OBJECTIVE:
Show all lines from the listing below that contain "بفتح".

((

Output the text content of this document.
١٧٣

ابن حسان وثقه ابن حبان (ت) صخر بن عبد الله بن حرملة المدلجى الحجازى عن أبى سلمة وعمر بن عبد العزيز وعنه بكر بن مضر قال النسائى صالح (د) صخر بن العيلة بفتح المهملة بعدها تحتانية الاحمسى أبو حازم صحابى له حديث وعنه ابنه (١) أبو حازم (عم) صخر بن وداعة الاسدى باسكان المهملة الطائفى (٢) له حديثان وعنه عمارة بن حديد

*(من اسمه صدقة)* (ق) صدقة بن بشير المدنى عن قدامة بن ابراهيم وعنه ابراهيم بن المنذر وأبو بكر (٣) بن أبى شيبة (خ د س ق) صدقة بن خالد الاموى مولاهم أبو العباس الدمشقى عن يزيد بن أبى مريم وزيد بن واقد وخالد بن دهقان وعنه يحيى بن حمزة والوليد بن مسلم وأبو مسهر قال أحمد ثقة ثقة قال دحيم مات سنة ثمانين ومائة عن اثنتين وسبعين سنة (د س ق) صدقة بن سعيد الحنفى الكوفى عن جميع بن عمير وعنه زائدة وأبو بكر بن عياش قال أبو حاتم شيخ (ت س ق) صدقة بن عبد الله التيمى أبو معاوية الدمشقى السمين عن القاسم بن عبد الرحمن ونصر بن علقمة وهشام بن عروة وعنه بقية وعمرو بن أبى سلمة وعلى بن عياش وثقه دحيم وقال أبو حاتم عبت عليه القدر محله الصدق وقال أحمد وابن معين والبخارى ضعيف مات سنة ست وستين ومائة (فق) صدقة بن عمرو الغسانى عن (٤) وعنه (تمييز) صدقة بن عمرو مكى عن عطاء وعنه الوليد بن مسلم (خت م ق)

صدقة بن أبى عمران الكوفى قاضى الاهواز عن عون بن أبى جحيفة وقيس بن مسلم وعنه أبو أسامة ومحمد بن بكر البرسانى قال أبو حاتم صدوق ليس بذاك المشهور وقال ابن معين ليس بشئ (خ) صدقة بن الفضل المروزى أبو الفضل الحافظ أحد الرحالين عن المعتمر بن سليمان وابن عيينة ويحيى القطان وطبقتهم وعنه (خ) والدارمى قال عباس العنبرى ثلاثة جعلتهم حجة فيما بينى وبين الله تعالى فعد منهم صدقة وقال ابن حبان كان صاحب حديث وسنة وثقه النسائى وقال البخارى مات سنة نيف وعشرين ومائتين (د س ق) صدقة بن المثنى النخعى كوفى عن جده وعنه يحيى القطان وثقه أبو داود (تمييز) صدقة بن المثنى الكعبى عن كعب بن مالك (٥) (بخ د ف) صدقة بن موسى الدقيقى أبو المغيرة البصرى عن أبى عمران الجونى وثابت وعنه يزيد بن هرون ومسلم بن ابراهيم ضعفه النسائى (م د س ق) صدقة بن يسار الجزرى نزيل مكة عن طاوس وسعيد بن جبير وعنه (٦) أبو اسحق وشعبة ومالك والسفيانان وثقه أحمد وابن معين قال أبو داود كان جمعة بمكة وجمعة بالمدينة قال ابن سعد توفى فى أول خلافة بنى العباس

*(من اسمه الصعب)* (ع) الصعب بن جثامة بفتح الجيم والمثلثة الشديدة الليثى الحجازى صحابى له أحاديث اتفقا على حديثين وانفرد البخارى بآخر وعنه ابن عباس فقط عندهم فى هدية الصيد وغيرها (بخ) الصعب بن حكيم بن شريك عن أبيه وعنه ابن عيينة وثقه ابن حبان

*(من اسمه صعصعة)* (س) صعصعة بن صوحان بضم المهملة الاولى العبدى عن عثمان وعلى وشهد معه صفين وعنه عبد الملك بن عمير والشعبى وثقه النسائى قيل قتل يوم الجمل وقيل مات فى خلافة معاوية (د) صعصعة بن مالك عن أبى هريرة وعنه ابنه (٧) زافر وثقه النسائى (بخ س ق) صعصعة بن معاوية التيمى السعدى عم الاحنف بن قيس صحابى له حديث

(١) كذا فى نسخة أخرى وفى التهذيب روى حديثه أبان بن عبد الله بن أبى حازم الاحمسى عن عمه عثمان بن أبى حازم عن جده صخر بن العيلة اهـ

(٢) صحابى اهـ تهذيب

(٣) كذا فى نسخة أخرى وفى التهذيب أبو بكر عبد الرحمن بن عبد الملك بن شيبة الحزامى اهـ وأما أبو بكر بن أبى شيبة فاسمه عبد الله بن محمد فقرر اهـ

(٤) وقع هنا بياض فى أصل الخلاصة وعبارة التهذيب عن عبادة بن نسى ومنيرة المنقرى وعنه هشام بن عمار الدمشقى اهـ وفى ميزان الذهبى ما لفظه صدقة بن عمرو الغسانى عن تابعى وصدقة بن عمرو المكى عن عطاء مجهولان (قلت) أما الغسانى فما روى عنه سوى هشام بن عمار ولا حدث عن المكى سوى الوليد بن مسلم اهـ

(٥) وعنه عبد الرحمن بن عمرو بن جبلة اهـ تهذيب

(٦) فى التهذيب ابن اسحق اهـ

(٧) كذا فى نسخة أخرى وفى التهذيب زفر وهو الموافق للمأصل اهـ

))

SOLUTION FOR THIS TASK:
ابن حسان وثقه ابن حبان (ت) صخر بن عبد الله بن حرملة المدلجى الحجازى عن أبى سلمة وعمر بن عبد العزيز وعنه بكر بن مضر قال النسائى صالح (د) صخر بن العيلة بفتح المهملة بعدها تحتانية الاحمسى أبو حازم صحابى له حديث وعنه ابنه (١) أبو حازم (عم) صخر بن وداعة الاسدى باسكان المهملة الطائفى (٢) له حديثان وعنه عمارة بن حديد
*(من اسمه الصعب)* (ع) الصعب بن جثامة بفتح الجيم والمثلثة الشديدة الليثى الحجازى صحابى له أحاديث اتفقا على حديثين وانفرد البخارى بآخر وعنه ابن عباس فقط عندهم فى هدية الصيد وغيرها (بخ) الصعب بن حكيم بن شريك عن أبيه وعنه ابن عيينة وثقه ابن حبان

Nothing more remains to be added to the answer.